◆ **SHORT PROBLEM**
Repeat the listing word for word. No pictures belong in the copy.

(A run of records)

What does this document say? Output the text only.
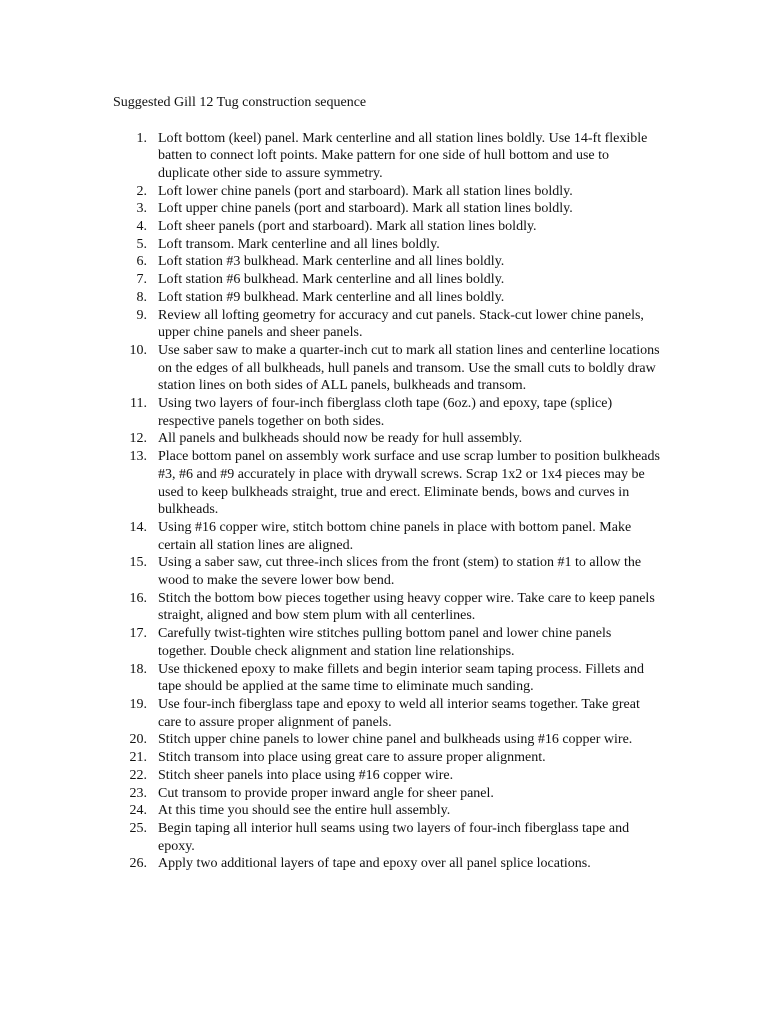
Suggested Gill 12 Tug construction sequence
1. Loft bottom (keel) panel. Mark centerline and all station lines boldly. Use 14-ft flexible batten to connect loft points. Make pattern for one side of hull bottom and use to duplicate other side to assure symmetry.
2. Loft lower chine panels (port and starboard). Mark all station lines boldly.
3. Loft upper chine panels (port and starboard). Mark all station lines boldly.
4. Loft sheer panels (port and starboard). Mark all station lines boldly.
5. Loft transom. Mark centerline and all lines boldly.
6. Loft station #3 bulkhead. Mark centerline and all lines boldly.
7. Loft station #6 bulkhead. Mark centerline and all lines boldly.
8. Loft station #9 bulkhead. Mark centerline and all lines boldly.
9. Review all lofting geometry for accuracy and cut panels. Stack-cut lower chine panels, upper chine panels and sheer panels.
10. Use saber saw to make a quarter-inch cut to mark all station lines and centerline locations on the edges of all bulkheads, hull panels and transom. Use the small cuts to boldly draw station lines on both sides of ALL panels, bulkheads and transom.
11. Using two layers of four-inch fiberglass cloth tape (6oz.) and epoxy, tape (splice) respective panels together on both sides.
12. All panels and bulkheads should now be ready for hull assembly.
13. Place bottom panel on assembly work surface and use scrap lumber to position bulkheads #3, #6 and #9 accurately in place with drywall screws. Scrap 1x2 or 1x4 pieces may be used to keep bulkheads straight, true and erect. Eliminate bends, bows and curves in bulkheads.
14. Using #16 copper wire, stitch bottom chine panels in place with bottom panel. Make certain all station lines are aligned.
15. Using a saber saw, cut three-inch slices from the front (stem) to station #1 to allow the wood to make the severe lower bow bend.
16. Stitch the bottom bow pieces together using heavy copper wire. Take care to keep panels straight, aligned and bow stem plum with all centerlines.
17. Carefully twist-tighten wire stitches pulling bottom panel and lower chine panels together. Double check alignment and station line relationships.
18. Use thickened epoxy to make fillets and begin interior seam taping process. Fillets and tape should be applied at the same time to eliminate much sanding.
19. Use four-inch fiberglass tape and epoxy to weld all interior seams together. Take great care to assure proper alignment of panels.
20. Stitch upper chine panels to lower chine panel and bulkheads using #16 copper wire.
21. Stitch transom into place using great care to assure proper alignment.
22. Stitch sheer panels into place using #16 copper wire.
23. Cut transom to provide proper inward angle for sheer panel.
24. At this time you should see the entire hull assembly.
25. Begin taping all interior hull seams using two layers of four-inch fiberglass tape and epoxy.
26. Apply two additional layers of tape and epoxy over all panel splice locations.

◆ **WORKED ANSWER**
What does this document say? Output the text only.
Suggested Gill 12 Tug construction sequence
1. Loft bottom (keel) panel. Mark centerline and all station lines boldly. Use 14-ft flexible batten to connect loft points. Make pattern for one side of hull bottom and use to duplicate other side to assure symmetry.
2. Loft lower chine panels (port and starboard). Mark all station lines boldly.
3. Loft upper chine panels (port and starboard). Mark all station lines boldly.
4. Loft sheer panels (port and starboard). Mark all station lines boldly.
5. Loft transom. Mark centerline and all lines boldly.
6. Loft station #3 bulkhead. Mark centerline and all lines boldly.
7. Loft station #6 bulkhead. Mark centerline and all lines boldly.
8. Loft station #9 bulkhead. Mark centerline and all lines boldly.
9. Review all lofting geometry for accuracy and cut panels. Stack-cut lower chine panels, upper chine panels and sheer panels.
10. Use saber saw to make a quarter-inch cut to mark all station lines and centerline locations on the edges of all bulkheads, hull panels and transom. Use the small cuts to boldly draw station lines on both sides of ALL panels, bulkheads and transom.
11. Using two layers of four-inch fiberglass cloth tape (6oz.) and epoxy, tape (splice) respective panels together on both sides.
12. All panels and bulkheads should now be ready for hull assembly.
13. Place bottom panel on assembly work surface and use scrap lumber to position bulkheads #3, #6 and #9 accurately in place with drywall screws. Scrap 1x2 or 1x4 pieces may be used to keep bulkheads straight, true and erect. Eliminate bends, bows and curves in bulkheads.
14. Using #16 copper wire, stitch bottom chine panels in place with bottom panel. Make certain all station lines are aligned.
15. Using a saber saw, cut three-inch slices from the front (stem) to station #1 to allow the wood to make the severe lower bow bend.
16. Stitch the bottom bow pieces together using heavy copper wire. Take care to keep panels straight, aligned and bow stem plum with all centerlines.
17. Carefully twist-tighten wire stitches pulling bottom panel and lower chine panels together. Double check alignment and station line relationships.
18. Use thickened epoxy to make fillets and begin interior seam taping process. Fillets and tape should be applied at the same time to eliminate much sanding.
19. Use four-inch fiberglass tape and epoxy to weld all interior seams together. Take great care to assure proper alignment of panels.
20. Stitch upper chine panels to lower chine panel and bulkheads using #16 copper wire.
21. Stitch transom into place using great care to assure proper alignment.
22. Stitch sheer panels into place using #16 copper wire.
23. Cut transom to provide proper inward angle for sheer panel.
24. At this time you should see the entire hull assembly.
25. Begin taping all interior hull seams using two layers of four-inch fiberglass tape and epoxy.
26. Apply two additional layers of tape and epoxy over all panel splice locations.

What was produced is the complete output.